Start Supplied information

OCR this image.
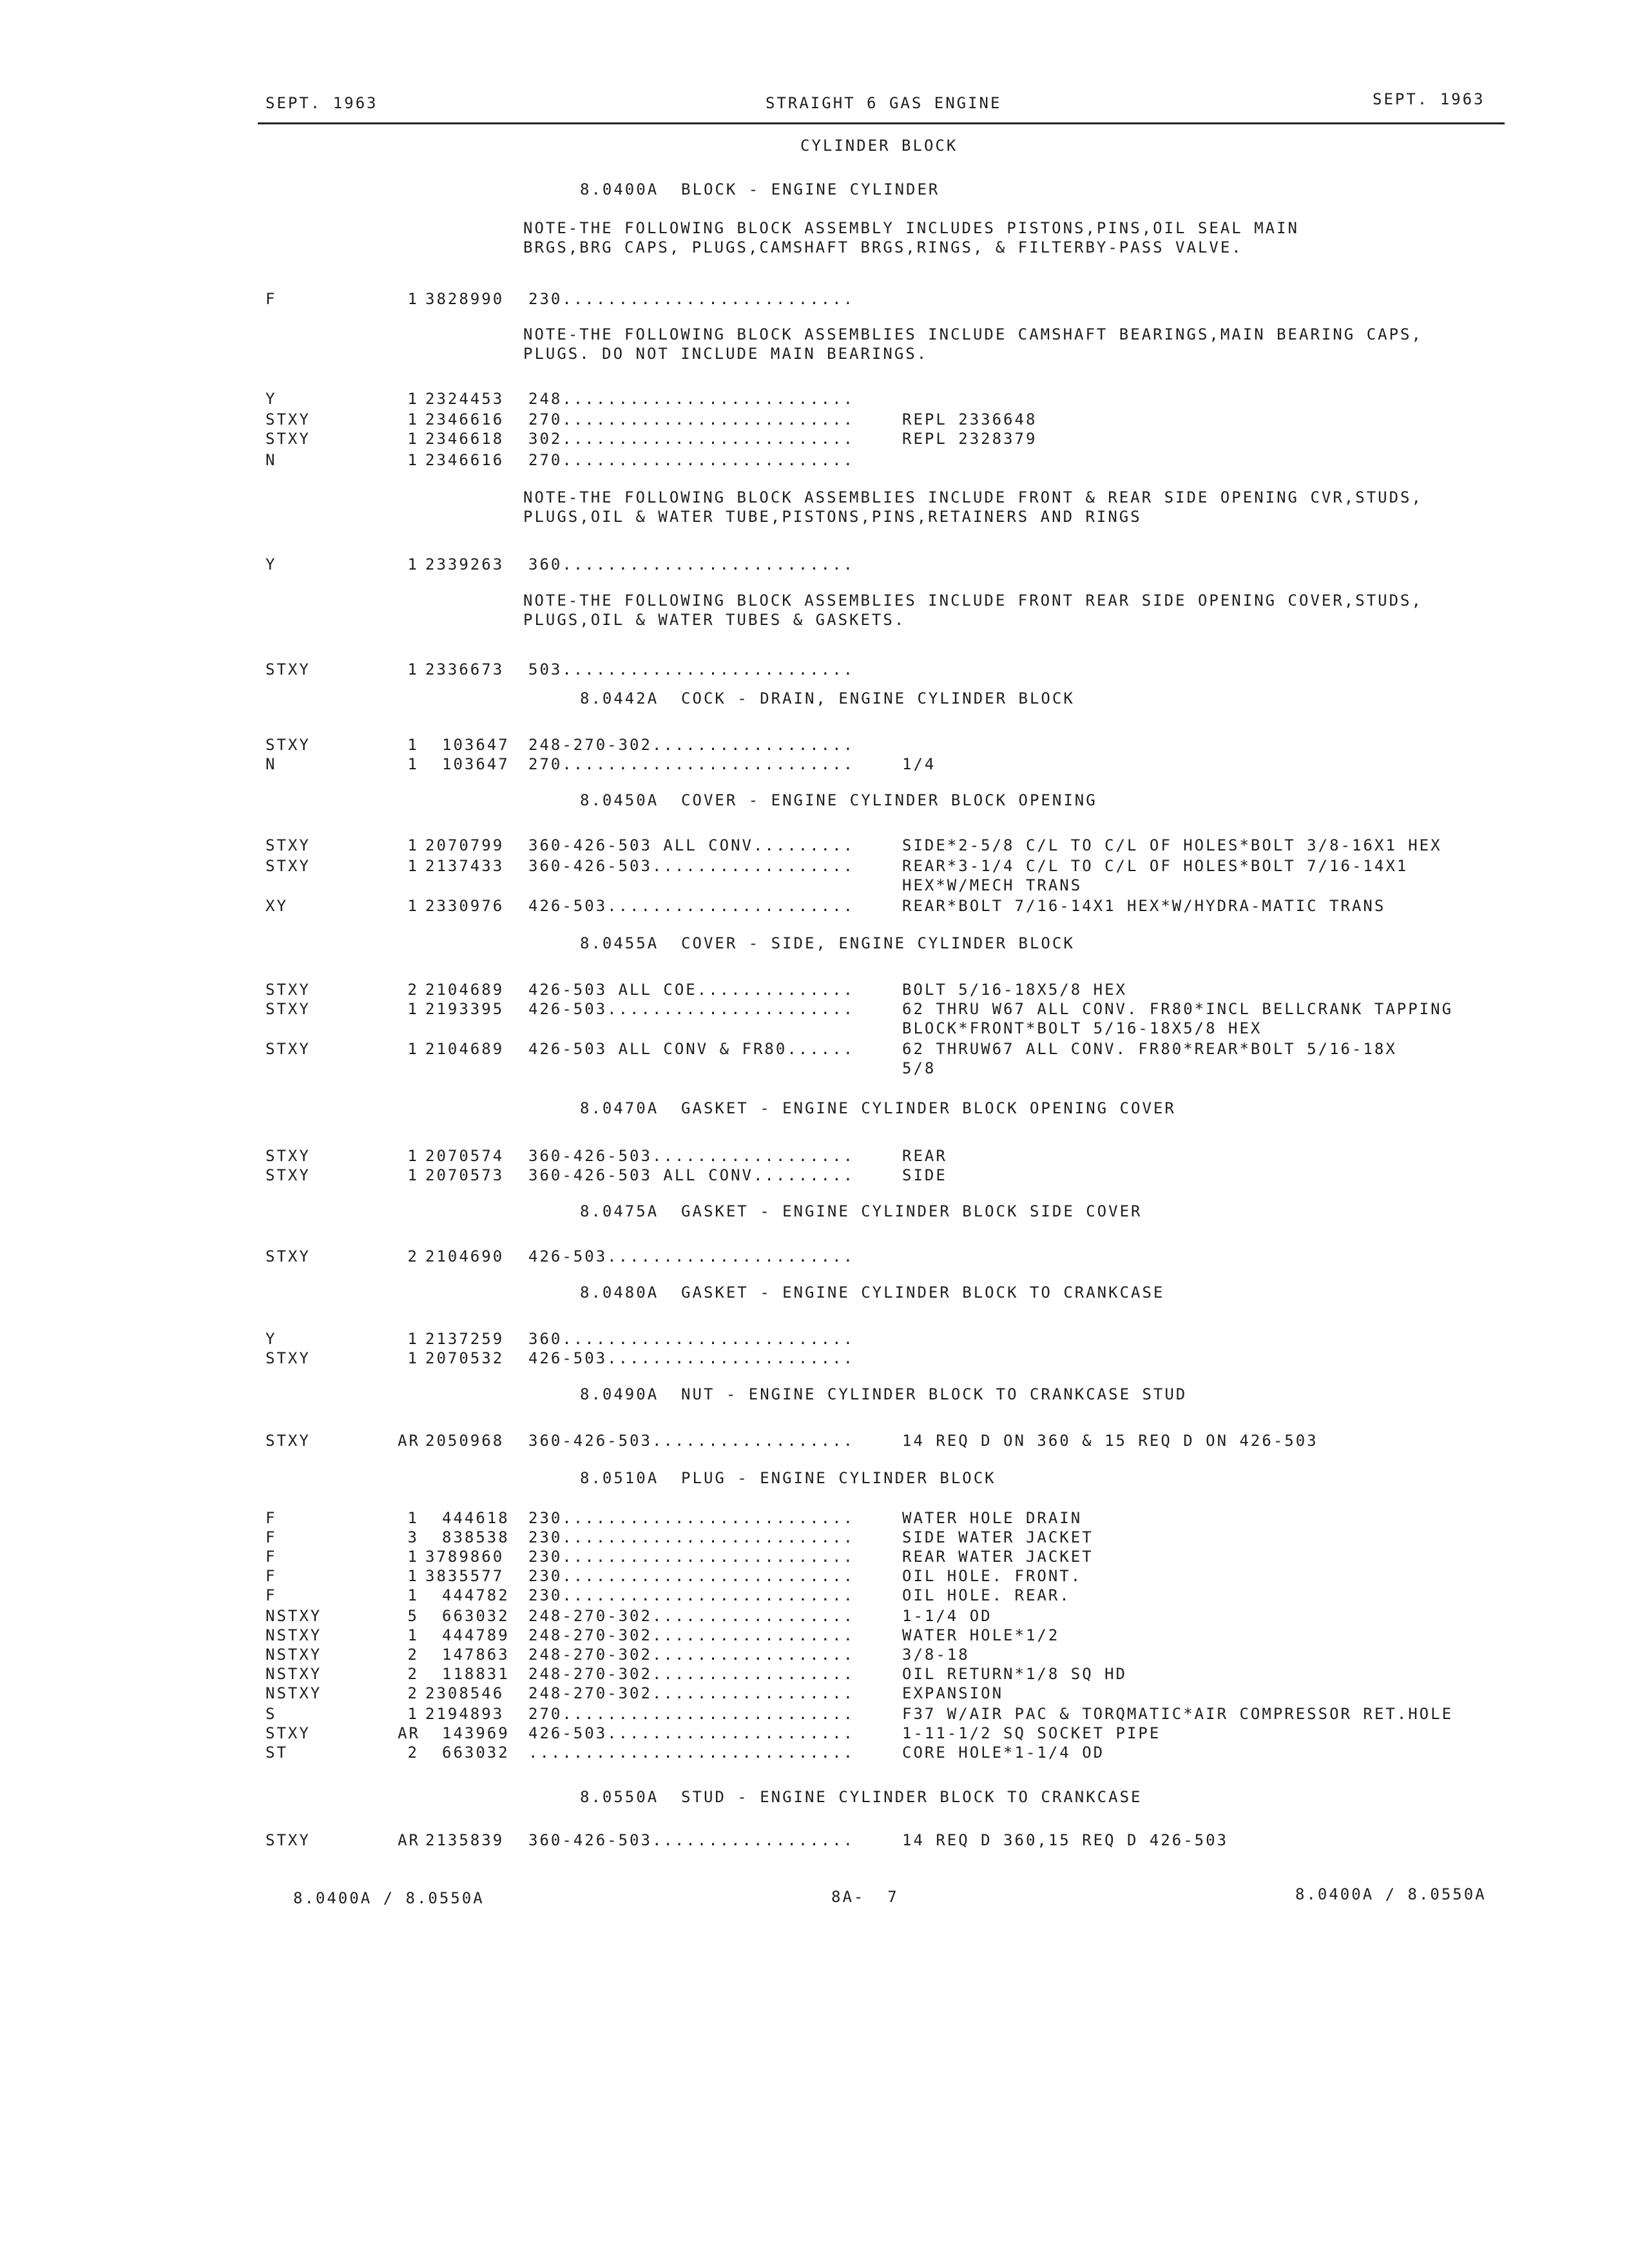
SEPT. 1963	STRAIGHT 6 GAS ENGINE	SEPT. 1963
CYLINDER BLOCK
8.0400A  BLOCK - ENGINE CYLINDER
NOTE-THE FOLLOWING BLOCK ASSEMBLY INCLUDES PISTONS,PINS,OIL SEAL MAIN
BRGS,BRG CAPS, PLUGS,CAMSHAFT BRGS,RINGS, & FILTERBY-PASS VALVE.
F	1 3828990 230..........................
NOTE-THE FOLLOWING BLOCK ASSEMBLIES INCLUDE CAMSHAFT BEARINGS,MAIN BEARING CAPS,
PLUGS. DO NOT INCLUDE MAIN BEARINGS.
Y	1 2324453 248..........................
STXY	1 2346616 270..........................	REPL 2336648
STXY	1 2346618 302..........................	REPL 2328379
N	1 2346616 270..........................
NOTE-THE FOLLOWING BLOCK ASSEMBLIES INCLUDE FRONT & REAR SIDE OPENING CVR,STUDS,
PLUGS,OIL & WATER TUBE,PISTONS,PINS,RETAINERS AND RINGS
Y	1 2339263 360..........................
NOTE-THE FOLLOWING BLOCK ASSEMBLIES INCLUDE FRONT REAR SIDE OPENING COVER,STUDS,
PLUGS,OIL & WATER TUBES & GASKETS.
STXY	1 2336673 503..........................
8.0442A  COCK - DRAIN, ENGINE CYLINDER BLOCK
STXY	1 103647 248-270-302..................
N	1 103647 270..........................	1/4
8.0450A  COVER - ENGINE CYLINDER BLOCK OPENING
STXY	1 2070799 360-426-503 ALL CONV.........	SIDE*2-5/8 C/L TO C/L OF HOLES*BOLT 3/8-16X1 HEX
STXY	1 2137433 360-426-503..................	REAR*3-1/4 C/L TO C/L OF HOLES*BOLT 7/16-14X1
HEX*W/MECH TRANS
XY	1 2330976 426-503......................	REAR*BOLT 7/16-14X1 HEX*W/HYDRA-MATIC TRANS
8.0455A  COVER - SIDE, ENGINE CYLINDER BLOCK
STXY	2 2104689 426-503 ALL COE..............	BOLT 5/16-18X5/8 HEX
STXY	1 2193395 426-503......................	62 THRU W67 ALL CONV. FR80*INCL BELLCRANK TAPPING
BLOCK*FRONT*BOLT 5/16-18X5/8 HEX
STXY	1 2104689 426-503 ALL CONV & FR80......	62 THRUW67 ALL CONV. FR80*REAR*BOLT 5/16-18X
5/8
8.0470A  GASKET - ENGINE CYLINDER BLOCK OPENING COVER
STXY	1 2070574 360-426-503..................	REAR
STXY	1 2070573 360-426-503 ALL CONV.........	SIDE
8.0475A  GASKET - ENGINE CYLINDER BLOCK SIDE COVER
STXY	2 2104690 426-503......................
8.0480A  GASKET - ENGINE CYLINDER BLOCK TO CRANKCASE
Y	1 2137259 360..........................
STXY	1 2070532 426-503......................
8.0490A  NUT - ENGINE CYLINDER BLOCK TO CRANKCASE STUD
STXY	AR 2050968 360-426-503..................	14 REQ D ON 360 & 15 REQ D ON 426-503
8.0510A  PLUG - ENGINE CYLINDER BLOCK
F	1 444618 230..........................	WATER HOLE DRAIN
F	3 838538 230..........................	SIDE WATER JACKET
F	1 3789860 230..........................	REAR WATER JACKET
F	1 3835577 230..........................	OIL HOLE. FRONT.
F	1 444782 230..........................	OIL HOLE. REAR.
NSTXY	5 663032 248-270-302..................	1-1/4 OD
NSTXY	1 444789 248-270-302..................	WATER HOLE*1/2
NSTXY	2 147863 248-270-302..................	3/8-18
NSTXY	2 118831 248-270-302..................	OIL RETURN*1/8 SQ HD
NSTXY	2 2308546 248-270-302..................	EXPANSION
S	1 2194893 270..........................	F37 W/AIR PAC & TORQMATIC*AIR COMPRESSOR RET.HOLE
STXY	AR 143969 426-503......................	1-11-1/2 SQ SOCKET PIPE
ST	2 663032 .............................	CORE HOLE*1-1/4 OD
8.0550A  STUD - ENGINE CYLINDER BLOCK TO CRANKCASE
STXY	AR 2135839 360-426-503..................	14 REQ D 360,15 REQ D 426-503
8.0400A / 8.0550A	8A-  7	8.0400A / 8.0550A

End Supplied information

◆ What you need to do
Return each line of the data, keeping its wording exact and omitting pictures.

◆ Result for this task
OCR this image.
SEPT. 1963	STRAIGHT 6 GAS ENGINE	SEPT. 1963
CYLINDER BLOCK
8.0400A  BLOCK - ENGINE CYLINDER
NOTE-THE FOLLOWING BLOCK ASSEMBLY INCLUDES PISTONS,PINS,OIL SEAL MAIN
BRGS,BRG CAPS, PLUGS,CAMSHAFT BRGS,RINGS, & FILTERBY-PASS VALVE.
F	1 3828990 230..........................
NOTE-THE FOLLOWING BLOCK ASSEMBLIES INCLUDE CAMSHAFT BEARINGS,MAIN BEARING CAPS,
PLUGS. DO NOT INCLUDE MAIN BEARINGS.
Y	1 2324453 248..........................
STXY	1 2346616 270..........................	REPL 2336648
STXY	1 2346618 302..........................	REPL 2328379
N	1 2346616 270..........................
NOTE-THE FOLLOWING BLOCK ASSEMBLIES INCLUDE FRONT & REAR SIDE OPENING CVR,STUDS,
PLUGS,OIL & WATER TUBE,PISTONS,PINS,RETAINERS AND RINGS
Y	1 2339263 360..........................
NOTE-THE FOLLOWING BLOCK ASSEMBLIES INCLUDE FRONT REAR SIDE OPENING COVER,STUDS,
PLUGS,OIL & WATER TUBES & GASKETS.
STXY	1 2336673 503..........................
8.0442A  COCK - DRAIN, ENGINE CYLINDER BLOCK
STXY	1 103647 248-270-302..................
N	1 103647 270..........................	1/4
8.0450A  COVER - ENGINE CYLINDER BLOCK OPENING
STXY	1 2070799 360-426-503 ALL CONV.........	SIDE*2-5/8 C/L TO C/L OF HOLES*BOLT 3/8-16X1 HEX
STXY	1 2137433 360-426-503..................	REAR*3-1/4 C/L TO C/L OF HOLES*BOLT 7/16-14X1
HEX*W/MECH TRANS
XY	1 2330976 426-503......................	REAR*BOLT 7/16-14X1 HEX*W/HYDRA-MATIC TRANS
8.0455A  COVER - SIDE, ENGINE CYLINDER BLOCK
STXY	2 2104689 426-503 ALL COE..............	BOLT 5/16-18X5/8 HEX
STXY	1 2193395 426-503......................	62 THRU W67 ALL CONV. FR80*INCL BELLCRANK TAPPING
BLOCK*FRONT*BOLT 5/16-18X5/8 HEX
STXY	1 2104689 426-503 ALL CONV & FR80......	62 THRUW67 ALL CONV. FR80*REAR*BOLT 5/16-18X
5/8
8.0470A  GASKET - ENGINE CYLINDER BLOCK OPENING COVER
STXY	1 2070574 360-426-503..................	REAR
STXY	1 2070573 360-426-503 ALL CONV.........	SIDE
8.0475A  GASKET - ENGINE CYLINDER BLOCK SIDE COVER
STXY	2 2104690 426-503......................
8.0480A  GASKET - ENGINE CYLINDER BLOCK TO CRANKCASE
Y	1 2137259 360..........................
STXY	1 2070532 426-503......................
8.0490A  NUT - ENGINE CYLINDER BLOCK TO CRANKCASE STUD
STXY	AR 2050968 360-426-503..................	14 REQ D ON 360 & 15 REQ D ON 426-503
8.0510A  PLUG - ENGINE CYLINDER BLOCK
F	1 444618 230..........................	WATER HOLE DRAIN
F	3 838538 230..........................	SIDE WATER JACKET
F	1 3789860 230..........................	REAR WATER JACKET
F	1 3835577 230..........................	OIL HOLE. FRONT.
F	1 444782 230..........................	OIL HOLE. REAR.
NSTXY	5 663032 248-270-302..................	1-1/4 OD
NSTXY	1 444789 248-270-302..................	WATER HOLE*1/2
NSTXY	2 147863 248-270-302..................	3/8-18
NSTXY	2 118831 248-270-302..................	OIL RETURN*1/8 SQ HD
NSTXY	2 2308546 248-270-302..................	EXPANSION
S	1 2194893 270..........................	F37 W/AIR PAC & TORQMATIC*AIR COMPRESSOR RET.HOLE
STXY	AR 143969 426-503......................	1-11-1/2 SQ SOCKET PIPE
ST	2 663032 .............................	CORE HOLE*1-1/4 OD
8.0550A  STUD - ENGINE CYLINDER BLOCK TO CRANKCASE
STXY	AR 2135839 360-426-503..................	14 REQ D 360,15 REQ D 426-503
8.0400A / 8.0550A	8A-  7	8.0400A / 8.0550A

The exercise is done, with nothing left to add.